The task:
Wherever a line in the data below holds "installation", copy that line.
....
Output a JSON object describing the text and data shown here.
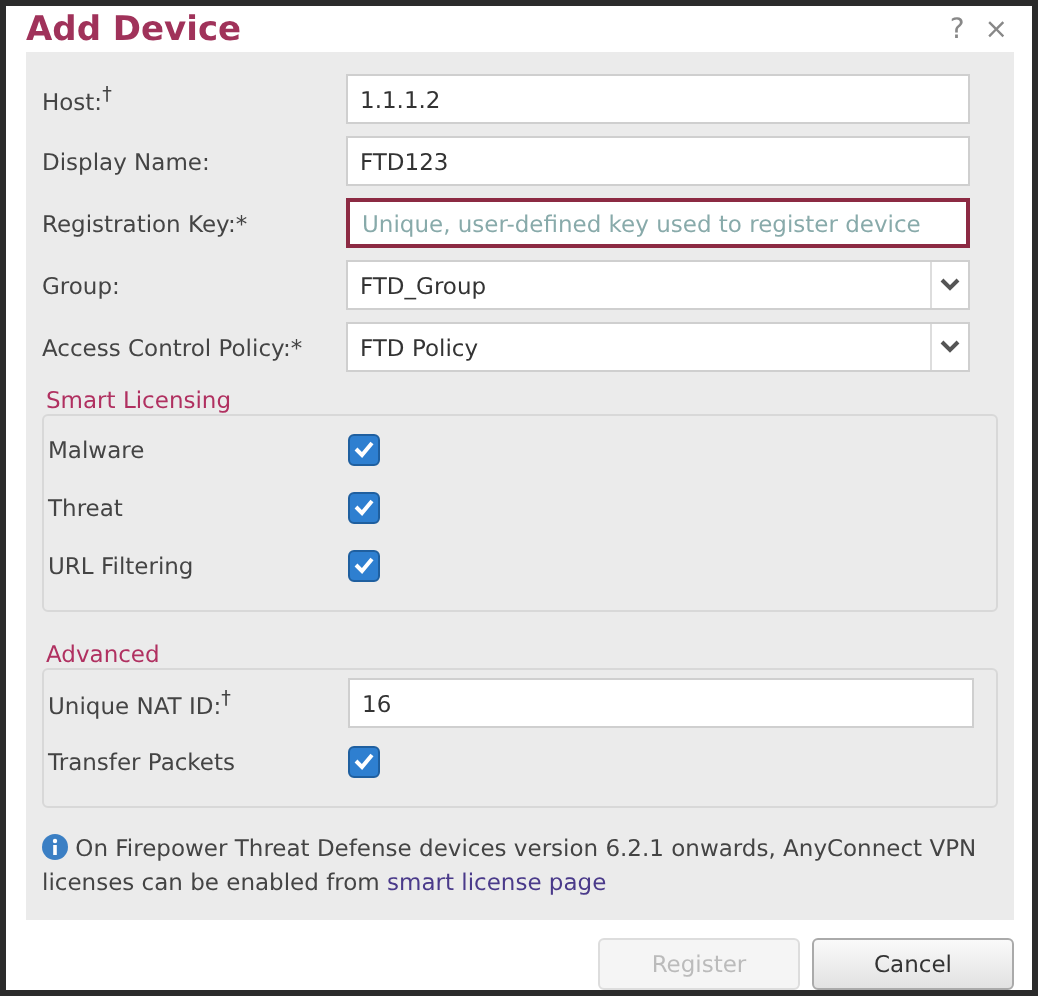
{
  "dialog": {
    "title": "Add Device",
    "help": "?",
    "close": "×"
  },
  "fields": [
    {
      "kind": "text",
      "label": "Host:$^{†}$",
      "value": "1.1.1.2",
      "error": false
    },
    {
      "kind": "text",
      "label": "Display Name:",
      "value": "FTD123",
      "error": false
    },
    {
      "kind": "text",
      "label": "Registration Key:*",
      "placeholder": "Unique, user-defined key used to register device",
      "error": true
    },
    {
      "kind": "select",
      "label": "Group:",
      "value": "FTD_Group",
      "error": false
    },
    {
      "kind": "select",
      "label": "Access Control Policy:*",
      "value": "FTD Policy",
      "error": false
    }
  ],
  "sections": [
    {
      "title": "Smart Licensing",
      "rows": [
        {
          "kind": "checkbox",
          "label": "Malware",
          "checked": true
        },
        {
          "kind": "checkbox",
          "label": "Threat",
          "checked": true
        },
        {
          "kind": "checkbox",
          "label": "URL Filtering",
          "checked": true
        }
      ]
    },
    {
      "title": "Advanced",
      "rows": [
        {
          "kind": "text",
          "label": "Unique NAT ID:$^{†}$",
          "value": "16"
        },
        {
          "kind": "checkbox",
          "label": "Transfer Packets",
          "checked": true
        }
      ]
    }
  ],
  "info": {
    "text": "On Firepower Threat Defense devices version 6.2.1 onwards, AnyConnect VPN licenses can be enabled from ",
    "link": "smart license page"
  },
  "buttons": [
    {
      "label": "Register",
      "disabled": true
    },
    {
      "label": "Cancel",
      "disabled": false
    }
  ]
}
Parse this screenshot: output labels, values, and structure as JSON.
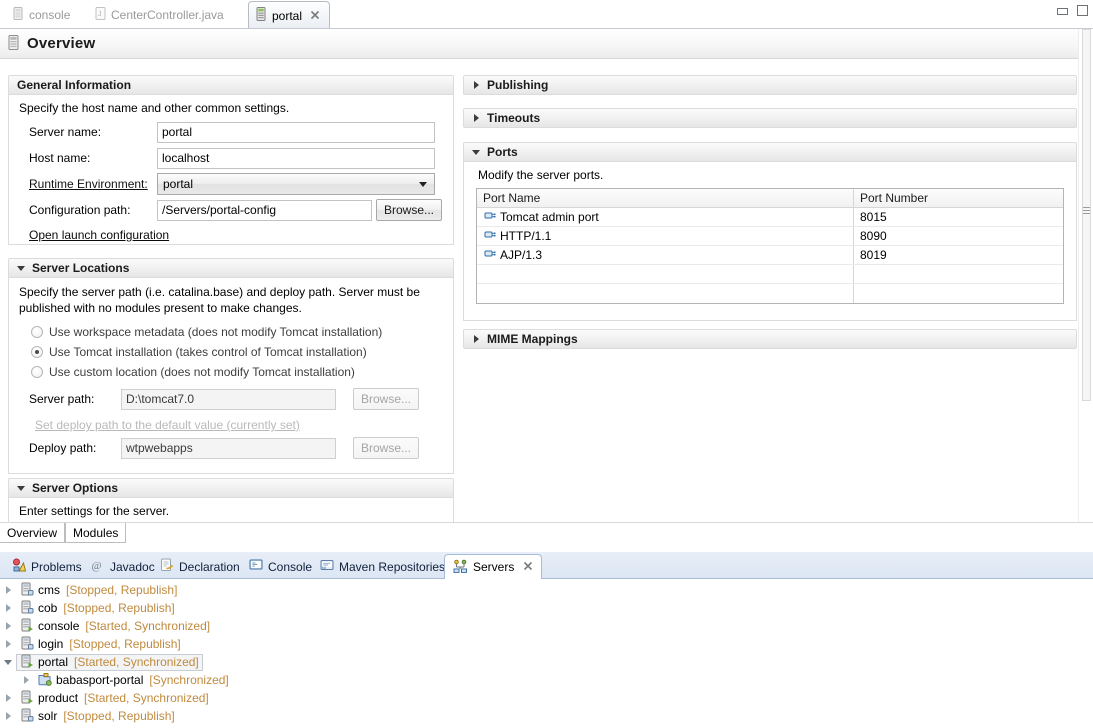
{
  "window": {
    "minimize_label": "Minimize",
    "maximize_label": "Maximize"
  },
  "editor_tabs": [
    {
      "label": "console",
      "icon": "server-icon",
      "active": false
    },
    {
      "label": "CenterController.java",
      "icon": "java-file-icon",
      "active": false
    },
    {
      "label": "portal",
      "icon": "server-icon",
      "active": true,
      "close_label": "✖"
    }
  ],
  "form": {
    "title": "Overview",
    "icon": "server-icon"
  },
  "general_information": {
    "title": "General Information",
    "description": "Specify the host name and other common settings.",
    "fields": {
      "server_name_label": "Server name:",
      "server_name_value": "portal",
      "host_name_label": "Host name:",
      "host_name_value": "localhost",
      "runtime_environment_label": "Runtime Environment:",
      "runtime_environment_value": "portal",
      "configuration_path_label": "Configuration path:",
      "configuration_path_value": "/Servers/portal-config",
      "browse_label": "Browse...",
      "open_launch_configuration_label": "Open launch configuration"
    }
  },
  "server_locations": {
    "title": "Server Locations",
    "description": "Specify the server path (i.e. catalina.base) and deploy path. Server must be published with no modules present to make changes.",
    "options": [
      {
        "label": "Use workspace metadata (does not modify Tomcat installation)",
        "selected": false
      },
      {
        "label": "Use Tomcat installation (takes control of Tomcat installation)",
        "selected": true
      },
      {
        "label": "Use custom location (does not modify Tomcat installation)",
        "selected": false
      }
    ],
    "server_path_label": "Server path:",
    "server_path_value": "D:\\tomcat7.0",
    "server_path_browse_label": "Browse...",
    "set_deploy_path_link": "Set deploy path to the default value (currently set)",
    "deploy_path_label": "Deploy path:",
    "deploy_path_value": "wtpwebapps",
    "deploy_path_browse_label": "Browse..."
  },
  "server_options": {
    "title": "Server Options",
    "description": "Enter settings for the server."
  },
  "publishing": {
    "title": "Publishing",
    "expanded": false
  },
  "timeouts": {
    "title": "Timeouts",
    "expanded": false
  },
  "ports": {
    "title": "Ports",
    "expanded": true,
    "description": "Modify the server ports.",
    "columns": [
      "Port Name",
      "Port Number"
    ],
    "rows": [
      {
        "name": "Tomcat admin port",
        "number": "8015",
        "icon": "port-icon"
      },
      {
        "name": "HTTP/1.1",
        "number": "8090",
        "icon": "port-icon"
      },
      {
        "name": "AJP/1.3",
        "number": "8019",
        "icon": "port-icon"
      }
    ]
  },
  "mime_mappings": {
    "title": "MIME Mappings",
    "expanded": false
  },
  "page_tabs": [
    {
      "label": "Overview",
      "active": true
    },
    {
      "label": "Modules",
      "active": false
    }
  ],
  "view_tabs": [
    {
      "label": "Problems",
      "icon": "problems-icon",
      "active": false
    },
    {
      "label": "Javadoc",
      "icon": "javadoc-icon",
      "active": false
    },
    {
      "label": "Declaration",
      "icon": "declaration-icon",
      "active": false
    },
    {
      "label": "Console",
      "icon": "console-icon",
      "active": false
    },
    {
      "label": "Maven Repositories",
      "icon": "maven-icon",
      "active": false
    },
    {
      "label": "Servers",
      "icon": "servers-icon",
      "active": true,
      "close_label": "✖"
    }
  ],
  "servers_tree": [
    {
      "name": "cms",
      "status": "[Stopped, Republish]",
      "expanded": false,
      "indent": 0,
      "running": false,
      "selected": false,
      "icon": "server-icon"
    },
    {
      "name": "cob",
      "status": "[Stopped, Republish]",
      "expanded": false,
      "indent": 0,
      "running": false,
      "selected": false,
      "icon": "server-icon"
    },
    {
      "name": "console",
      "status": "[Started, Synchronized]",
      "expanded": false,
      "indent": 0,
      "running": true,
      "selected": false,
      "icon": "server-icon"
    },
    {
      "name": "login",
      "status": "[Stopped, Republish]",
      "expanded": false,
      "indent": 0,
      "running": false,
      "selected": false,
      "icon": "server-icon"
    },
    {
      "name": "portal",
      "status": "[Started, Synchronized]",
      "expanded": true,
      "indent": 0,
      "running": true,
      "selected": true,
      "icon": "server-icon"
    },
    {
      "name": "babasport-portal",
      "status": "[Synchronized]",
      "expanded": false,
      "indent": 1,
      "running": true,
      "selected": false,
      "icon": "module-icon"
    },
    {
      "name": "product",
      "status": "[Started, Synchronized]",
      "expanded": false,
      "indent": 0,
      "running": true,
      "selected": false,
      "icon": "server-icon"
    },
    {
      "name": "solr",
      "status": "[Stopped, Republish]",
      "expanded": false,
      "indent": 0,
      "running": false,
      "selected": false,
      "icon": "server-icon"
    }
  ],
  "colors": {
    "status_text": "#c08a3e",
    "tab_active_bg": "#ffffff",
    "view_tabbar_bg": "#dce6f4",
    "section_border": "#dcdcdc"
  }
}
....
Solved problem:
        "label": "Use workspace metadata (does not modify Tomcat installation)",
        "label": "Use Tomcat installation (takes control of Tomcat installation)",
        "label": "Use custom location (does not modify Tomcat installation)",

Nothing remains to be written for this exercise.